__Given entries__.
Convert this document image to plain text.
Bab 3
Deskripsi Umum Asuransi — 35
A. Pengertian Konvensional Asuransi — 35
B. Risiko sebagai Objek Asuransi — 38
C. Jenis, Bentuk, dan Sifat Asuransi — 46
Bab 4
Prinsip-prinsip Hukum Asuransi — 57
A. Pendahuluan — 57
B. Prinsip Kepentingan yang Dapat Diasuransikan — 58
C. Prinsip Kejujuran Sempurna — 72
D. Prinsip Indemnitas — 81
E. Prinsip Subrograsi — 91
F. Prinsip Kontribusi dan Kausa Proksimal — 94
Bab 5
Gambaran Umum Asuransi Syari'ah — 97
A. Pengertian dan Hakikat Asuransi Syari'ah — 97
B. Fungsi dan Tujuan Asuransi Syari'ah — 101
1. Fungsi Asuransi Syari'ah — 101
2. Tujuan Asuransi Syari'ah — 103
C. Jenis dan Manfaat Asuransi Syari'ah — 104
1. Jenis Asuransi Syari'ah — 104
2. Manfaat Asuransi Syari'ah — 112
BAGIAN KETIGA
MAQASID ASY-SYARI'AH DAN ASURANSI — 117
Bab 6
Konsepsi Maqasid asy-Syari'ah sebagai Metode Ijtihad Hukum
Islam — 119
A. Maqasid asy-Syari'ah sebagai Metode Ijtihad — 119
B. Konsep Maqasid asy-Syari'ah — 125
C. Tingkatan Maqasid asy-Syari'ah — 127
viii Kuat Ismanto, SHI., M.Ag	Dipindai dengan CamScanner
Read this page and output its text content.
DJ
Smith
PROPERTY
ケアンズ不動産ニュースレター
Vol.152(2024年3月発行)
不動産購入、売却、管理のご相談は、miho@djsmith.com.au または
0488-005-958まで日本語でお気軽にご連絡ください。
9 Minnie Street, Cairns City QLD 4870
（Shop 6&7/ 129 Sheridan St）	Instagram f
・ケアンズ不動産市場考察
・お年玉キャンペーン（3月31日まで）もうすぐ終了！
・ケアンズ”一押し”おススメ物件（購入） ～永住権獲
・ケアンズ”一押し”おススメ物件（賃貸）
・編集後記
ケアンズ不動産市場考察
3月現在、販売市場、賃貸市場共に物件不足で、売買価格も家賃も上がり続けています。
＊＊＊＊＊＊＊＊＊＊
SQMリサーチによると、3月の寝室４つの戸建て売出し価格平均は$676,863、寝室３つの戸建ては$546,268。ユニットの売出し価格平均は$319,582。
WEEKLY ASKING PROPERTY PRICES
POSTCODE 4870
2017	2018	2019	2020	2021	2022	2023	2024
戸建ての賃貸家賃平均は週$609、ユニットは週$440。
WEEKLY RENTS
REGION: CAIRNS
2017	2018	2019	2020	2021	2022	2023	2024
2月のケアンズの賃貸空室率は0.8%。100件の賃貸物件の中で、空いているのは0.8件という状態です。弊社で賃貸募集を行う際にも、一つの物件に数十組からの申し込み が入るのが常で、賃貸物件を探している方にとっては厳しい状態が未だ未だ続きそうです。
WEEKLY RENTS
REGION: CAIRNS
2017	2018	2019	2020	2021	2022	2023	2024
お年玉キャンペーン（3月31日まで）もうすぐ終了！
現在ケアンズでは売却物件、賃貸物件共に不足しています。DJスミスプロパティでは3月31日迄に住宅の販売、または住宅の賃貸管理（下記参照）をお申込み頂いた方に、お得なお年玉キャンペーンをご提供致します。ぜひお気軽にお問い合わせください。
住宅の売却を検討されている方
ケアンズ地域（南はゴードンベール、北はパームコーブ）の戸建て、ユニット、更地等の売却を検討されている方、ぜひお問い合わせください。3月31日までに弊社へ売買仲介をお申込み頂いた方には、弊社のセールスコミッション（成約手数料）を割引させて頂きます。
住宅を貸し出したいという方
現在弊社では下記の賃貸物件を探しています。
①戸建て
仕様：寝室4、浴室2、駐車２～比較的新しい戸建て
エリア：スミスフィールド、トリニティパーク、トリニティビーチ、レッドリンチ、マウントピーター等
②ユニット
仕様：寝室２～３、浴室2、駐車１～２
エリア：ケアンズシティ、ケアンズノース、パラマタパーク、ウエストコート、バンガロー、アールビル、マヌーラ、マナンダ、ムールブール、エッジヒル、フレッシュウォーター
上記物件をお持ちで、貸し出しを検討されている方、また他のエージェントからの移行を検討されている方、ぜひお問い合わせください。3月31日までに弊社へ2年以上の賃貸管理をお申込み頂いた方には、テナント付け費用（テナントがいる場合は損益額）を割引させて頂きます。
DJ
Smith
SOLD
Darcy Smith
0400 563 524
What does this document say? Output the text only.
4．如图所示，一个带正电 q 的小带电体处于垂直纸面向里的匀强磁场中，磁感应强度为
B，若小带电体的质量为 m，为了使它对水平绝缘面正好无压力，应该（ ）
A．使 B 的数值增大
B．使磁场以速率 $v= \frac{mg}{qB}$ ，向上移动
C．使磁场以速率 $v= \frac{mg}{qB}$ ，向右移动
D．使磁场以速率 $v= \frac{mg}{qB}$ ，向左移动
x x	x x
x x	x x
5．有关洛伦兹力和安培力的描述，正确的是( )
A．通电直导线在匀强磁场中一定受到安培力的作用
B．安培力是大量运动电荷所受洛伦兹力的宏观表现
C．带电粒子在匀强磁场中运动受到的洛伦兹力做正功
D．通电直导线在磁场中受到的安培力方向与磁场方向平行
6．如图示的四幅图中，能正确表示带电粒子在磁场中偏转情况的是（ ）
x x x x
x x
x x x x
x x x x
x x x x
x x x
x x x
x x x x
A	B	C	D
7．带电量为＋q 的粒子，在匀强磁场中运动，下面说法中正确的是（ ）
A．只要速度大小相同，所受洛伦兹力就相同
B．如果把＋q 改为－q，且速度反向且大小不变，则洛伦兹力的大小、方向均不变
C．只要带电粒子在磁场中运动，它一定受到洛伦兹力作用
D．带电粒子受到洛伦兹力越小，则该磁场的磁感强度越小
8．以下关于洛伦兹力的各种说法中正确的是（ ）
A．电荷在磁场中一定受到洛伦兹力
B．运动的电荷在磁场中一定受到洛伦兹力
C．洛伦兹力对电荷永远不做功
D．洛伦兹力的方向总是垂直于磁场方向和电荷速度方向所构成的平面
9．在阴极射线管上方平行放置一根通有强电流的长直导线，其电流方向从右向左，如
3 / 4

__Short exercise__. Search the entries for the word "を割引させて頂きます", then gather every line that has it.

__Result for this task__.
ケアンズ地域（南はゴードンベール、北はパームコーブ）の戸建て、ユニット、更地等の売却を検討されている方、ぜひお問い合わせください。3月31日までに弊社へ売買仲介をお申込み頂いた方には、弊社のセールスコミッション（成約手数料）を割引させて頂きます。
上記物件をお持ちで、貸し出しを検討されている方、また他のエージェントからの移行を検討されている方、ぜひお問い合わせください。3月31日までに弊社へ2年以上の賃貸管理をお申込み頂いた方には、テナント付け費用（テナントがいる場合は損益額）を割引させて頂きます。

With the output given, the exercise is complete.